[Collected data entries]
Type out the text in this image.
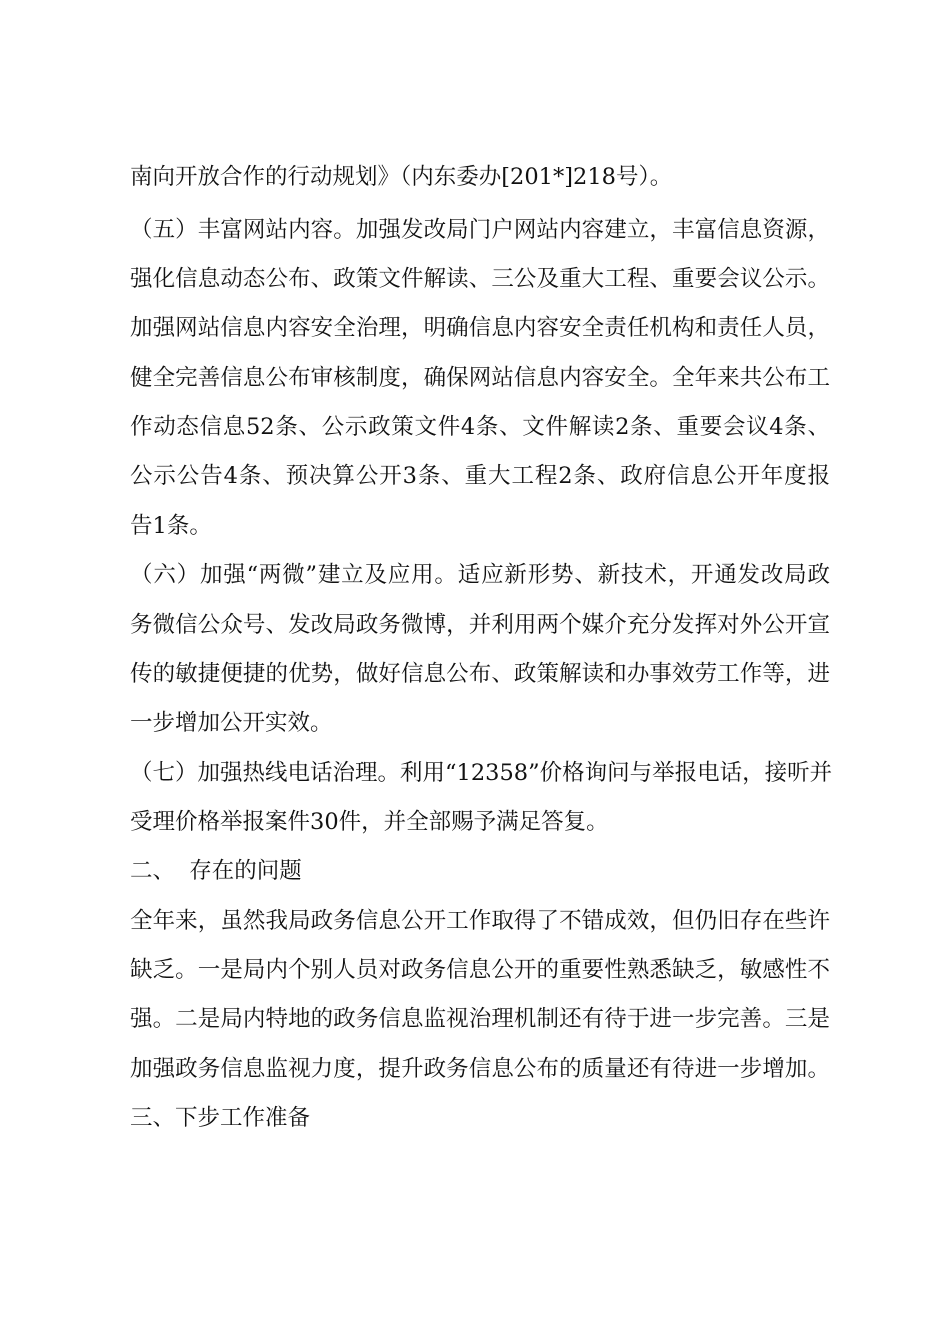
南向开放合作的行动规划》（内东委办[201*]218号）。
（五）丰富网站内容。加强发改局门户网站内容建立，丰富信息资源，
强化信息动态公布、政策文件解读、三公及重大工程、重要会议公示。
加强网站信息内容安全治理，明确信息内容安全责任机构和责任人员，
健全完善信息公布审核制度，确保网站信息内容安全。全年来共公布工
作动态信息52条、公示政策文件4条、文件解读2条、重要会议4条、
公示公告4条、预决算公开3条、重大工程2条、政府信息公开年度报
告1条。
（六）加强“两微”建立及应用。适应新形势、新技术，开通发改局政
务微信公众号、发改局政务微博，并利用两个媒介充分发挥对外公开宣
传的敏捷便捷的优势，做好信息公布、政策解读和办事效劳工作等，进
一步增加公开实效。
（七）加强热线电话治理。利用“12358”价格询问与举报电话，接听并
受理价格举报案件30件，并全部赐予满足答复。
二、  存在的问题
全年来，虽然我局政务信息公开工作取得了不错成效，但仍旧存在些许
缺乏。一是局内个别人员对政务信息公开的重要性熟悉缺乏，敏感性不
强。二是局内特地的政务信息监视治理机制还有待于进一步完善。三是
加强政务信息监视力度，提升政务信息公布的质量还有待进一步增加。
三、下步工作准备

PROBLEM DETAILS.
The pictures should not appear in the copy; every other part of the records above must be returned exactly.

REPLY TO THE EXERCISE.
Type out the text in this image.
南向开放合作的行动规划》（内东委办[201*]218号）。
（五）丰富网站内容。加强发改局门户网站内容建立，丰富信息资源，
强化信息动态公布、政策文件解读、三公及重大工程、重要会议公示。
加强网站信息内容安全治理，明确信息内容安全责任机构和责任人员，
健全完善信息公布审核制度，确保网站信息内容安全。全年来共公布工
作动态信息52条、公示政策文件4条、文件解读2条、重要会议4条、
公示公告4条、预决算公开3条、重大工程2条、政府信息公开年度报
告1条。
（六）加强“两微”建立及应用。适应新形势、新技术，开通发改局政
务微信公众号、发改局政务微博，并利用两个媒介充分发挥对外公开宣
传的敏捷便捷的优势，做好信息公布、政策解读和办事效劳工作等，进
一步增加公开实效。
（七）加强热线电话治理。利用“12358”价格询问与举报电话，接听并
受理价格举报案件30件，并全部赐予满足答复。
二、  存在的问题
全年来，虽然我局政务信息公开工作取得了不错成效，但仍旧存在些许
缺乏。一是局内个别人员对政务信息公开的重要性熟悉缺乏，敏感性不
强。二是局内特地的政务信息监视治理机制还有待于进一步完善。三是
加强政务信息监视力度，提升政务信息公布的质量还有待进一步增加。
三、下步工作准备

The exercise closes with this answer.